Lines of data:

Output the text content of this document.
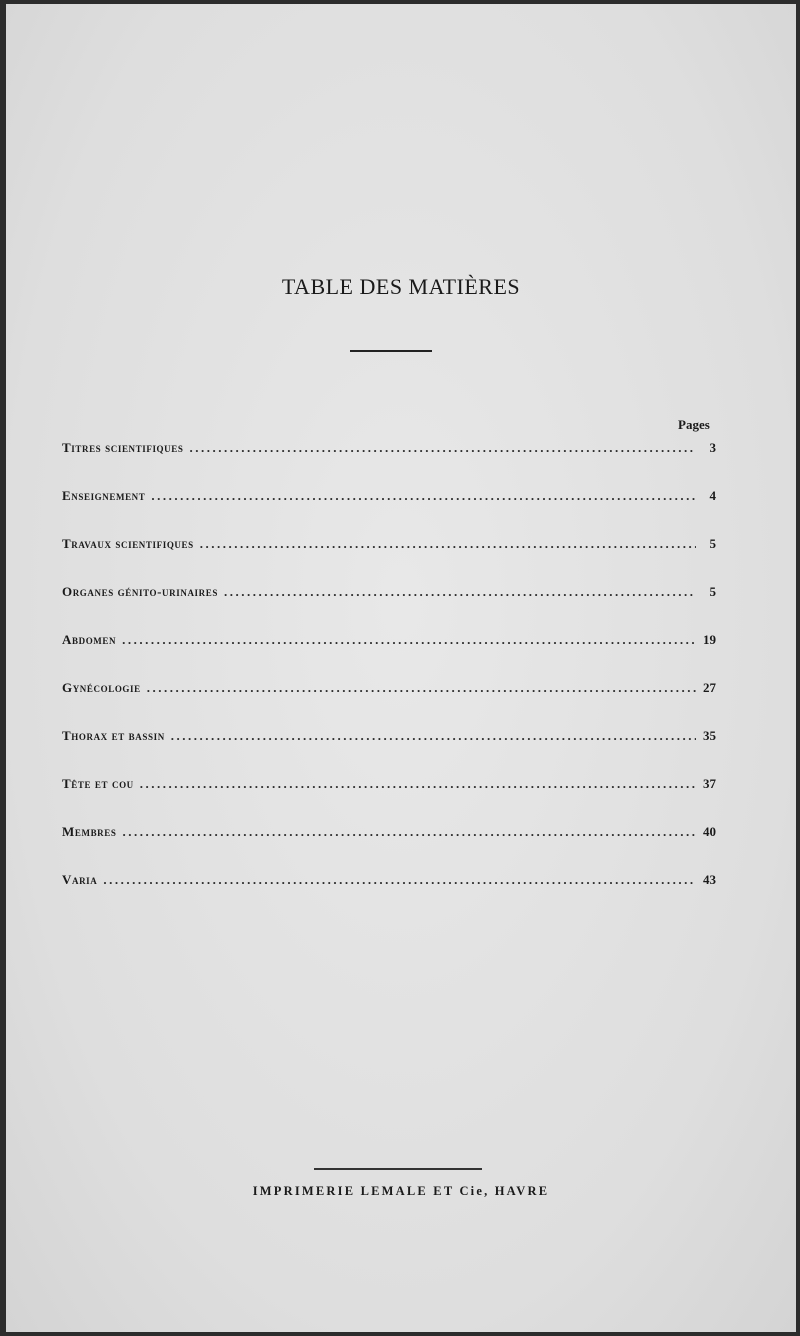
TABLE DES MATIÈRES
Pages
Titres scientifiques .....	3
Enseignement .....	4
Travaux scientifiques .....	5
Organes génito-urinaires .....	5
Abdomen .....	19
Gynécologie .....	27
Thorax et bassin .....	35
Tête et cou .....	37
Membres .....	40
Varia .....	43
IMPRIMERIE LEMALE ET Cie, HAVRE
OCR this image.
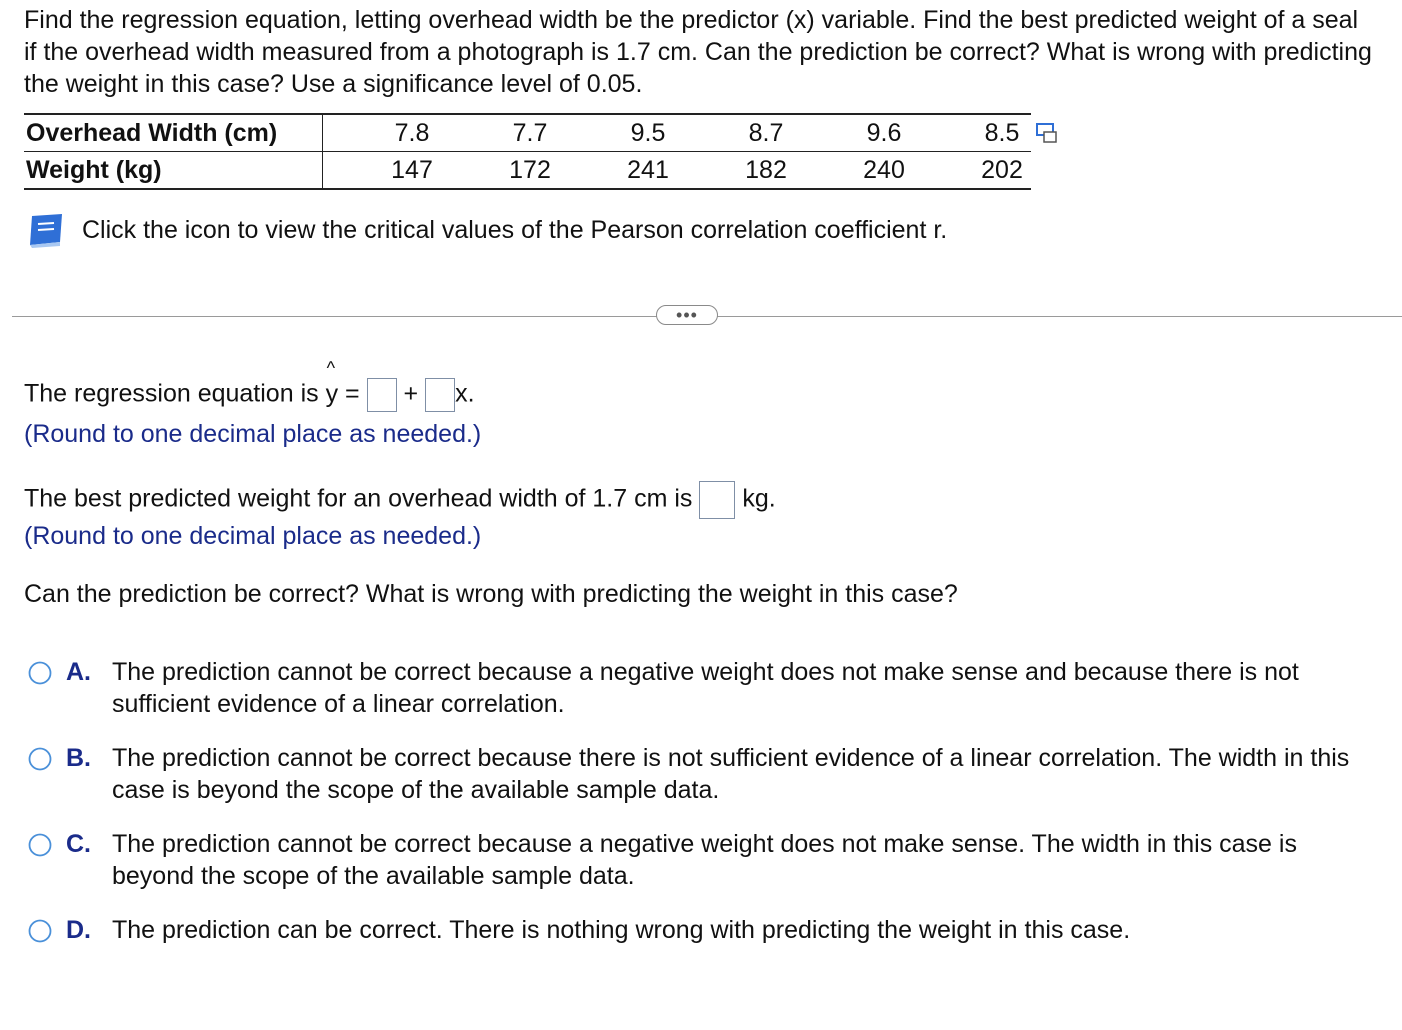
Find the regression equation, letting overhead width be the predictor (x) variable. Find the best predicted weight of a seal if the overhead width measured from a photograph is 1.7 cm. Can the prediction be correct? What is wrong with predicting the weight in this case? Use a significance level of 0.05.
Overhead Width (cm)	7.8	7.7	9.5	8.7	9.6	8.5
Weight (kg)	147	172	241	182	240	202
Click the icon to view the critical values of the Pearson correlation coefficient r.
•••
The regression equation is
^
y = + x.
(Round to one decimal place as needed.)
The best predicted weight for an overhead width of 1.7 cm is kg.
(Round to one decimal place as needed.)
Can the prediction be correct? What is wrong with predicting the weight in this case?
A. The prediction cannot be correct because a negative weight does not make sense and because there is not sufficient evidence of a linear correlation.
B. The prediction cannot be correct because there is not sufficient evidence of a linear correlation. The width in this case is beyond the scope of the available sample data.
C. The prediction cannot be correct because a negative weight does not make sense. The width in this case is beyond the scope of the available sample data.
D. The prediction can be correct. There is nothing wrong with predicting the weight in this case.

Given request: Reproduce the records above exactly, leaving out every picture they contain.

Exercise result:
Output the text content of this document.
TABLE DES MATIÈRES
Pages
Titres scientifiques .....	3
Enseignement .....	4
Travaux scientifiques .....	5
Organes génito-urinaires .....	5
Abdomen .....	19
Gynécologie .....	27
Thorax et bassin .....	35
Tête et cou .....	37
Membres .....	40
Varia .....	43
IMPRIMERIE LEMALE ET Cie, HAVRE
OCR this image.
Find the regression equation, letting overhead width be the predictor (x) variable. Find the best predicted weight of a seal if the overhead width measured from a photograph is 1.7 cm. Can the prediction be correct? What is wrong with predicting the weight in this case? Use a significance level of 0.05.
Overhead Width (cm)	7.8	7.7	9.5	8.7	9.6	8.5
Weight (kg)	147	172	241	182	240	202
Click the icon to view the critical values of the Pearson correlation coefficient r.
•••
The regression equation is
^
y = + x.
(Round to one decimal place as needed.)
The best predicted weight for an overhead width of 1.7 cm is kg.
(Round to one decimal place as needed.)
Can the prediction be correct? What is wrong with predicting the weight in this case?
A. The prediction cannot be correct because a negative weight does not make sense and because there is not sufficient evidence of a linear correlation.
B. The prediction cannot be correct because there is not sufficient evidence of a linear correlation. The width in this case is beyond the scope of the available sample data.
C. The prediction cannot be correct because a negative weight does not make sense. The width in this case is beyond the scope of the available sample data.
D. The prediction can be correct. There is nothing wrong with predicting the weight in this case.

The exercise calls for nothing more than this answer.